List each line of the data that holds the word "separated".

## MATERIAL FOR THE TASK
☆ ☆ ☆ ☆ ☆ ☆ ☆
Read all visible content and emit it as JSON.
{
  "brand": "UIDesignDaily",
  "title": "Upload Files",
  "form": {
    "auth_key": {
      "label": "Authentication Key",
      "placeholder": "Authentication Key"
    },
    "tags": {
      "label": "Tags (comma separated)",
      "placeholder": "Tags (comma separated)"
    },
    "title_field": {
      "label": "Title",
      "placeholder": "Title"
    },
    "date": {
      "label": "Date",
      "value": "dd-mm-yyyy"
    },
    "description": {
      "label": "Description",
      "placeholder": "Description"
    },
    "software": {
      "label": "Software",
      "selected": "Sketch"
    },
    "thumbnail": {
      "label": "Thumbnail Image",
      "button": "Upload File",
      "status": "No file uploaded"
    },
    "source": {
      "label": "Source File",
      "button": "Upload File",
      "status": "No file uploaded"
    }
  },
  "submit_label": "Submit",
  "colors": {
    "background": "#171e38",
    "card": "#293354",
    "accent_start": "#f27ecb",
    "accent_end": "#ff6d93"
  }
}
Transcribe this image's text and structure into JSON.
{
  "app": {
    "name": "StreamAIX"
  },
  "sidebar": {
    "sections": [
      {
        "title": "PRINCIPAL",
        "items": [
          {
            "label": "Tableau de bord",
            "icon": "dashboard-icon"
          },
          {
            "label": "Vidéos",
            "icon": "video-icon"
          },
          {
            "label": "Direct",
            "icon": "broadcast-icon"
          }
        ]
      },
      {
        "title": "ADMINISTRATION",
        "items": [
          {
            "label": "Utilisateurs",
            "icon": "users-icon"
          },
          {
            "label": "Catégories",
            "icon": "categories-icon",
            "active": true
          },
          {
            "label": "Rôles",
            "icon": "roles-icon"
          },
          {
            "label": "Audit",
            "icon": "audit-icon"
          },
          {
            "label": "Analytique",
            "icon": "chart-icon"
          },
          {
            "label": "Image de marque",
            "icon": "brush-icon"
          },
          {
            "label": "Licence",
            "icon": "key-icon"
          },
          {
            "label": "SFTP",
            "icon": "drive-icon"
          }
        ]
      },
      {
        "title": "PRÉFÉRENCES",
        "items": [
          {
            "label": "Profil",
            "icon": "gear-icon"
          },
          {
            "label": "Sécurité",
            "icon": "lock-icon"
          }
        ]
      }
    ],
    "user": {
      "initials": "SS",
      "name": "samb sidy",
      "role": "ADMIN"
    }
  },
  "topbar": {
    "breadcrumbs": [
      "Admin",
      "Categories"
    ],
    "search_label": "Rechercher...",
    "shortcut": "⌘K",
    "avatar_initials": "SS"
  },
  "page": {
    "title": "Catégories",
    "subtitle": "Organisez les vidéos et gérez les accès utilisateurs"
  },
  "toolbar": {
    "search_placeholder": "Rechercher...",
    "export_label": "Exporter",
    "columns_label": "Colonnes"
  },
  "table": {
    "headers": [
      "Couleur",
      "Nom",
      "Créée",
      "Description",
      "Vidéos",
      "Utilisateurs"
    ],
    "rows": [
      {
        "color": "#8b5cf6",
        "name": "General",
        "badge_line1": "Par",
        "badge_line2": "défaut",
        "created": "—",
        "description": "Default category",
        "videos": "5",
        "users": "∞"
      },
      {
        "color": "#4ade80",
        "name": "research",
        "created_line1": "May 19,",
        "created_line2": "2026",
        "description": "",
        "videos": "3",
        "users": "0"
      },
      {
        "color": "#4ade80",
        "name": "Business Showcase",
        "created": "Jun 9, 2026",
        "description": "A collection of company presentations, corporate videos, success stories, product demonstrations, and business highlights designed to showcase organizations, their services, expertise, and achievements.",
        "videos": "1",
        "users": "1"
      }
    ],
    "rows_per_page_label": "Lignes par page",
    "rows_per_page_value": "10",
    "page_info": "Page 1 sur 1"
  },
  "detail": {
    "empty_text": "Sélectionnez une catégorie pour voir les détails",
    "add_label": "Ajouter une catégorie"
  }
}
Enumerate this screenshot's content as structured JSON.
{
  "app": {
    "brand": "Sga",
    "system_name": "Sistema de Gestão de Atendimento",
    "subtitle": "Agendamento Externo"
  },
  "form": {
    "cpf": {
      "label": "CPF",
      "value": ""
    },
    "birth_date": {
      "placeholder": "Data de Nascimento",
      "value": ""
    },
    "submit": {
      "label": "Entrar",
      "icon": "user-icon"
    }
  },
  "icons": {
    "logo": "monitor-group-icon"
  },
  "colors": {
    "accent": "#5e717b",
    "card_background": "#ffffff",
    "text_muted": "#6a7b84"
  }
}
☆ ☆ ☆ ☆ ☆ ☆ ☆
## OUTPUT FOR THIS EXERCISE
      "label": "Tags (comma separated)",
      "placeholder": "Tags (comma separated)"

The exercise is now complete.